◆ Input data:
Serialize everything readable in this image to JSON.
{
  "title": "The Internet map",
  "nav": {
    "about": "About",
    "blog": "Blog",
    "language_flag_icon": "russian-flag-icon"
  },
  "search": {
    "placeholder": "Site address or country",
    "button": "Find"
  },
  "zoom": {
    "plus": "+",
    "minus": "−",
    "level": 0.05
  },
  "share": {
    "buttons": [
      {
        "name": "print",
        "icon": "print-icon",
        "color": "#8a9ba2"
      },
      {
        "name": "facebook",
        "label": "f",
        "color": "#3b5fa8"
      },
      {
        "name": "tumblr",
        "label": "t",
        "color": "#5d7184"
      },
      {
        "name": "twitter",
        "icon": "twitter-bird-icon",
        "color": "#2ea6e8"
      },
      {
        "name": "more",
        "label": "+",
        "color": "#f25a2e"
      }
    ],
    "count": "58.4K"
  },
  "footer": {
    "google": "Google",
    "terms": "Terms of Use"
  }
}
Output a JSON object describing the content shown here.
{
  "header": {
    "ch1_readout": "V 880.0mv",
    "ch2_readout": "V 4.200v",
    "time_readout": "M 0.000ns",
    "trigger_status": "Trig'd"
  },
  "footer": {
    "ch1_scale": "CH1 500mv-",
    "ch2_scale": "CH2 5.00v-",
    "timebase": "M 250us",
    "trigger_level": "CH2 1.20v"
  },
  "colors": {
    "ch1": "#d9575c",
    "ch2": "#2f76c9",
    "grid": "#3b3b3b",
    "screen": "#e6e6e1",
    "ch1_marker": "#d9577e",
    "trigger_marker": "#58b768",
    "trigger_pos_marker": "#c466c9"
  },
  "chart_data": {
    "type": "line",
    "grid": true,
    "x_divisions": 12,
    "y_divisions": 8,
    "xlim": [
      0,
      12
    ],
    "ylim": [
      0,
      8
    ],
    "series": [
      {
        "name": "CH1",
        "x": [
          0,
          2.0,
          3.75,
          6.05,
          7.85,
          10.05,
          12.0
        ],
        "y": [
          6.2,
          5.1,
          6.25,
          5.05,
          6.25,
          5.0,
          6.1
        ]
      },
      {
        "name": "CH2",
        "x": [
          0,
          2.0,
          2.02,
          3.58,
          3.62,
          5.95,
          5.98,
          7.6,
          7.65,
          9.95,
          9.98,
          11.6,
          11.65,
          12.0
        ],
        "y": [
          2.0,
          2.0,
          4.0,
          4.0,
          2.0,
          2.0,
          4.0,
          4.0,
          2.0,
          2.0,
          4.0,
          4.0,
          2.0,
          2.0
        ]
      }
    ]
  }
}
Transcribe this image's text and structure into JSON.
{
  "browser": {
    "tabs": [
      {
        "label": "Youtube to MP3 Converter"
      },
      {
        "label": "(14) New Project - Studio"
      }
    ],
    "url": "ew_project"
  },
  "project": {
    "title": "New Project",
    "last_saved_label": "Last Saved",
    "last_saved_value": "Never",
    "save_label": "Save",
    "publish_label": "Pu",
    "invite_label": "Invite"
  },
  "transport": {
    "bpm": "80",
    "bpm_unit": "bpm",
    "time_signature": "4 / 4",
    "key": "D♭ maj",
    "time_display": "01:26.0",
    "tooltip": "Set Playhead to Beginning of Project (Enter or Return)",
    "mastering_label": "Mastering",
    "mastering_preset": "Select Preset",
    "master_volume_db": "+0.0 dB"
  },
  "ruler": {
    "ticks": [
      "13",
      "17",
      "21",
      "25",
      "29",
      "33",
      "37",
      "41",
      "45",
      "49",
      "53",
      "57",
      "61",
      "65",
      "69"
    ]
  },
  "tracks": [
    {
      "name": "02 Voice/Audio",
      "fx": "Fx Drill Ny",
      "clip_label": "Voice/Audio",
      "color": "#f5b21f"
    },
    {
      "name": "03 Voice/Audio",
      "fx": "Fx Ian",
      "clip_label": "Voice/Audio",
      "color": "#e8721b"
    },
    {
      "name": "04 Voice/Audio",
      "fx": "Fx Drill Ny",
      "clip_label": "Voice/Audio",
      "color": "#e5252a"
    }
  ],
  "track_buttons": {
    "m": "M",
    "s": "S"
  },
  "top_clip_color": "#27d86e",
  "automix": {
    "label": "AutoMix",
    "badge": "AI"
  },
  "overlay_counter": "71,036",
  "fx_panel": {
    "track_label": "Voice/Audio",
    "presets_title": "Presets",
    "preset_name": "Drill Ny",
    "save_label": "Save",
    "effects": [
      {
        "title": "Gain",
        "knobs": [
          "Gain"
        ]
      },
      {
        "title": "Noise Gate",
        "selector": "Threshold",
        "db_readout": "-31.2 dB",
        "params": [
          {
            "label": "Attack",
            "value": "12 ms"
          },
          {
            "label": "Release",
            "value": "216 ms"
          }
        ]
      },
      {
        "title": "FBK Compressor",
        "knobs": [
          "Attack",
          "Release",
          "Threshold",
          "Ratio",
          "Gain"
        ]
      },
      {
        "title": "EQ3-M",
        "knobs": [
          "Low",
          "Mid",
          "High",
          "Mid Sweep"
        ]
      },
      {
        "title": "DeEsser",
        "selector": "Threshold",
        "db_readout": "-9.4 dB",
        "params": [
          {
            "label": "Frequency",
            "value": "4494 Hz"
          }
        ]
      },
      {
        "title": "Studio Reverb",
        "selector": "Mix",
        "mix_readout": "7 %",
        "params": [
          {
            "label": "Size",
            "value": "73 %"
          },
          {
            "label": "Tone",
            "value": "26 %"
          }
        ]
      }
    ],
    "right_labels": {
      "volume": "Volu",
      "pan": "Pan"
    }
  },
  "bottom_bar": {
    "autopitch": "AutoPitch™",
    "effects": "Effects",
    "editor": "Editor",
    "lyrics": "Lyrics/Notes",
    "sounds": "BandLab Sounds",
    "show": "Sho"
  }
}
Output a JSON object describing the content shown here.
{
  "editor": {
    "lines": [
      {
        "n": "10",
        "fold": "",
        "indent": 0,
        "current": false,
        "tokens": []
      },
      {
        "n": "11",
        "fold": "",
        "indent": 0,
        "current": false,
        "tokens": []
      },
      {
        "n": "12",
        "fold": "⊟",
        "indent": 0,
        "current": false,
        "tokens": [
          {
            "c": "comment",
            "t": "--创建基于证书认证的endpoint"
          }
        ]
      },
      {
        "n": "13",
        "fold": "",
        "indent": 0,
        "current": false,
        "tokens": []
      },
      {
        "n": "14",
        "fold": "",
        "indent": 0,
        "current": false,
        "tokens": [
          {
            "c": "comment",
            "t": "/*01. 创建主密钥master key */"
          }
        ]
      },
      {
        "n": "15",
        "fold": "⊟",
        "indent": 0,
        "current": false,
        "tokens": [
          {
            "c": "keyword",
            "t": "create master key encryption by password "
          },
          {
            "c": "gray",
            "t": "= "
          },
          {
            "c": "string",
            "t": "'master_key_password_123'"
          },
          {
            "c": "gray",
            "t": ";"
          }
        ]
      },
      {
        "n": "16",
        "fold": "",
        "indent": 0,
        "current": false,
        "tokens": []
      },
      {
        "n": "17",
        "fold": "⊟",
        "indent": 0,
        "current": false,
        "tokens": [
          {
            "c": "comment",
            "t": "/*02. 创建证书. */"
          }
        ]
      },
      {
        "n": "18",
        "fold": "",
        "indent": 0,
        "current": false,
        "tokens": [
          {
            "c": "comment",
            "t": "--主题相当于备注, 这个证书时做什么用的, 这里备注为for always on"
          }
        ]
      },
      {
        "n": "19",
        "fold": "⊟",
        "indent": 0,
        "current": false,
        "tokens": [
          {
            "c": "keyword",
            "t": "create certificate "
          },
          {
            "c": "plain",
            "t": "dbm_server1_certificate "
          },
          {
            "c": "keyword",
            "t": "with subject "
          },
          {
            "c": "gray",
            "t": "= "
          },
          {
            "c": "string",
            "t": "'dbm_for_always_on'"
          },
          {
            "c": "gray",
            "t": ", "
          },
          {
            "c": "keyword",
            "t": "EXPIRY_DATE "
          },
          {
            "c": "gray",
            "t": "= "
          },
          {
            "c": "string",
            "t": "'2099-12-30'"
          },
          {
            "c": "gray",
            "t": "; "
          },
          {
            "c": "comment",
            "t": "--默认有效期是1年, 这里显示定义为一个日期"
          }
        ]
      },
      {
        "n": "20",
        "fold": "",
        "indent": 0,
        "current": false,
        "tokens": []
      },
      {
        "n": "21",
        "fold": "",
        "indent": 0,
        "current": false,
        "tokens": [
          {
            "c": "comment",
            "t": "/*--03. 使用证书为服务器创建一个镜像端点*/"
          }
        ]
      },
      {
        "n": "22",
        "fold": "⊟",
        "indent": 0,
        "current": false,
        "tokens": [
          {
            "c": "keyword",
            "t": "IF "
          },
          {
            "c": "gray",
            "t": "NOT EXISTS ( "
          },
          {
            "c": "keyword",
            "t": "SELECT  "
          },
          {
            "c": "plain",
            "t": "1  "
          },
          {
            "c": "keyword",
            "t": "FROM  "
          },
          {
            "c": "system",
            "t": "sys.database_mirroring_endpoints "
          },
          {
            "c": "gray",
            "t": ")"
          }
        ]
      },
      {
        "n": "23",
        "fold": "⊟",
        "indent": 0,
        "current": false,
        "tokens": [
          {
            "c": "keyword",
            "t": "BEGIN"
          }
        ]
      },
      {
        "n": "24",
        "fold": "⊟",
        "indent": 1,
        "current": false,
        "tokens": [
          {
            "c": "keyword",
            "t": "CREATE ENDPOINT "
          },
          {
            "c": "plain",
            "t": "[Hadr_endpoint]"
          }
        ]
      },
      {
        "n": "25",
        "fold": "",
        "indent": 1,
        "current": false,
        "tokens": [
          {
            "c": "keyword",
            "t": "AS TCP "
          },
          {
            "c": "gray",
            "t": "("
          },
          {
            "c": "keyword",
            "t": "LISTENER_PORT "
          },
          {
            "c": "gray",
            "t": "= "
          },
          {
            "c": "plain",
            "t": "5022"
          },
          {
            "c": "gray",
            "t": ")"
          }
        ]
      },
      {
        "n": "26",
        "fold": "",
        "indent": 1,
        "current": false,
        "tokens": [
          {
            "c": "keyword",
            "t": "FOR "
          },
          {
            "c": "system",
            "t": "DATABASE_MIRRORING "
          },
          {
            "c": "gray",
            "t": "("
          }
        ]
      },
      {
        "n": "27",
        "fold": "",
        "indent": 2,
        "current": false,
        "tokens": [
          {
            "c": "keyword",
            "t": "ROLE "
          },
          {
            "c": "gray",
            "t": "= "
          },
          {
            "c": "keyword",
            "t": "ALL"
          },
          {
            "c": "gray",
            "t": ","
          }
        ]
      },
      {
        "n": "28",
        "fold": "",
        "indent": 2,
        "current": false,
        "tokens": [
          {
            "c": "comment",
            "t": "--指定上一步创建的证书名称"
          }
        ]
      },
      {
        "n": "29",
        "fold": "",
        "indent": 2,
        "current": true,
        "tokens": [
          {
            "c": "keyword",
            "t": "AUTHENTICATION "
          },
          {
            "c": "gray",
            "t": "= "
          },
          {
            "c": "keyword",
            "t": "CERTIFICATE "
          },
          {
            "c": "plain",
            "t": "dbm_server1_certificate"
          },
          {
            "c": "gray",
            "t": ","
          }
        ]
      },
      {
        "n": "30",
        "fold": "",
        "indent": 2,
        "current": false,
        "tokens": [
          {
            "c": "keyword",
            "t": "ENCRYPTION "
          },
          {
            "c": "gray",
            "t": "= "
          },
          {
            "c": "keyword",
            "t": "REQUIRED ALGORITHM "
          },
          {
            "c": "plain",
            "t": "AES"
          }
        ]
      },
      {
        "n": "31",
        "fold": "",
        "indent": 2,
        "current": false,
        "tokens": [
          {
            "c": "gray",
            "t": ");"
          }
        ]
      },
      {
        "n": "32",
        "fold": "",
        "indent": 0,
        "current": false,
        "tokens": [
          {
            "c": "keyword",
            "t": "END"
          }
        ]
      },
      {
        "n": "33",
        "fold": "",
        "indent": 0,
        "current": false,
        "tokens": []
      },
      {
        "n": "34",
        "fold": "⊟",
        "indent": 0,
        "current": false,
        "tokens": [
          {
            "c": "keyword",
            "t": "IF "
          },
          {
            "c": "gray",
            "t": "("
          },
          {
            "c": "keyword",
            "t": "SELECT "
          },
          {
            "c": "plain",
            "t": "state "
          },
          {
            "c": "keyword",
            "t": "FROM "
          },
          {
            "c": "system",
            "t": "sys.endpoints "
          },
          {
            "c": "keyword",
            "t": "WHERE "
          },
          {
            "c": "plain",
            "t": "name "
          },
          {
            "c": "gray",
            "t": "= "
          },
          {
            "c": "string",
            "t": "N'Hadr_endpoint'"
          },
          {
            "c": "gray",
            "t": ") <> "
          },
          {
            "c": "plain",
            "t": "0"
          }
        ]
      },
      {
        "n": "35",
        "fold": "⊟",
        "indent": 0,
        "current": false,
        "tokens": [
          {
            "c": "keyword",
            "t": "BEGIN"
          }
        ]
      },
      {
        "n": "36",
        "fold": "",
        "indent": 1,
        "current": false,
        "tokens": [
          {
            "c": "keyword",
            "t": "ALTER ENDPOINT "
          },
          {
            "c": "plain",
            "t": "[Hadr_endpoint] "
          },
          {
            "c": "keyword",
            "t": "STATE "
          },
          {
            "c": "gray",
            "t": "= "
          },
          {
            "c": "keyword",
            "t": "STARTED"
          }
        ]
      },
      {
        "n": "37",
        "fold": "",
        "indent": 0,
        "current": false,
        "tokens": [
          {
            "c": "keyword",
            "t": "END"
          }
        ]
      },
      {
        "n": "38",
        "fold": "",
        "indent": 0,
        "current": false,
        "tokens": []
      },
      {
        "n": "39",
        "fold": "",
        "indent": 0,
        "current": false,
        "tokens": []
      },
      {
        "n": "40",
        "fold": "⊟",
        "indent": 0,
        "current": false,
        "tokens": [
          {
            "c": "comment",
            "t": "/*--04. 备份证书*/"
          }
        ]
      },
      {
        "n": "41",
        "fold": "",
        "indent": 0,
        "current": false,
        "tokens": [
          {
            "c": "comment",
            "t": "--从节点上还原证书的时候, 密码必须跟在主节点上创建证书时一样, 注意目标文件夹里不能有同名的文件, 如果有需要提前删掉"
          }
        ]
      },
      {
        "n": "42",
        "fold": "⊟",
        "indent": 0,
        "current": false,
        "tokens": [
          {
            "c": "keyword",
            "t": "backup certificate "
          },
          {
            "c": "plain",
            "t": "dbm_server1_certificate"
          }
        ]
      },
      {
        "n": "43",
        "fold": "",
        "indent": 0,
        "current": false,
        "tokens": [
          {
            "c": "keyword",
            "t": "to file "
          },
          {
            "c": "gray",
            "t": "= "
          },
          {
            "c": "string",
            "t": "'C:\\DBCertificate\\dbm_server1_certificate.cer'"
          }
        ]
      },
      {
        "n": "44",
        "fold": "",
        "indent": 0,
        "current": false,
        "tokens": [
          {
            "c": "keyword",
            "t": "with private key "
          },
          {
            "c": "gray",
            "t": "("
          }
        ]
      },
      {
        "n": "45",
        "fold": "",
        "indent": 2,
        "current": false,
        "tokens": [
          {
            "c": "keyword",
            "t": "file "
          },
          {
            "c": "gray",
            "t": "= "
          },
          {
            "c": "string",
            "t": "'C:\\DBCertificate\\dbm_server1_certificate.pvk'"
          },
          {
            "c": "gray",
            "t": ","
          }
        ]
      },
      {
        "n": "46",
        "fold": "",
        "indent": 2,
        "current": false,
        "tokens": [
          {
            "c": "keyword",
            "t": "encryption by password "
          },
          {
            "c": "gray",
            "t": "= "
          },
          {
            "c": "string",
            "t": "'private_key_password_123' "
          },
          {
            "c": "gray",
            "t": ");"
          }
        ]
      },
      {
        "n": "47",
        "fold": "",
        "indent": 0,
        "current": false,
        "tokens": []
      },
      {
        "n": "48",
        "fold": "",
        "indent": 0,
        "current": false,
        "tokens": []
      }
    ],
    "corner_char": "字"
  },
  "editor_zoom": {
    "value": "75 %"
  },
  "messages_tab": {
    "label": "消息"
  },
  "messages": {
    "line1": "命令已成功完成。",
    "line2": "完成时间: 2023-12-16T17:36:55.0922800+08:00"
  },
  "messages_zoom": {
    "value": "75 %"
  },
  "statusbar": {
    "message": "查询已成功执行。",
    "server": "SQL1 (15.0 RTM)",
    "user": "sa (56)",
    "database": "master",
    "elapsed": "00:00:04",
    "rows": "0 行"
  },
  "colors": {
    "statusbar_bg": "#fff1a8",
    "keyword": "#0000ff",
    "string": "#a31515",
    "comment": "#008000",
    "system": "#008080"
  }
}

◆ Task brief: Single out each line of the records above with the string "DBCertificate" in it, and copy it.

◆ Response to this task:
            "t": "'C:\\DBCertificate\\dbm_server1_certificate.cer'"
            "t": "'C:\\DBCertificate\\dbm_server1_certificate.pvk'"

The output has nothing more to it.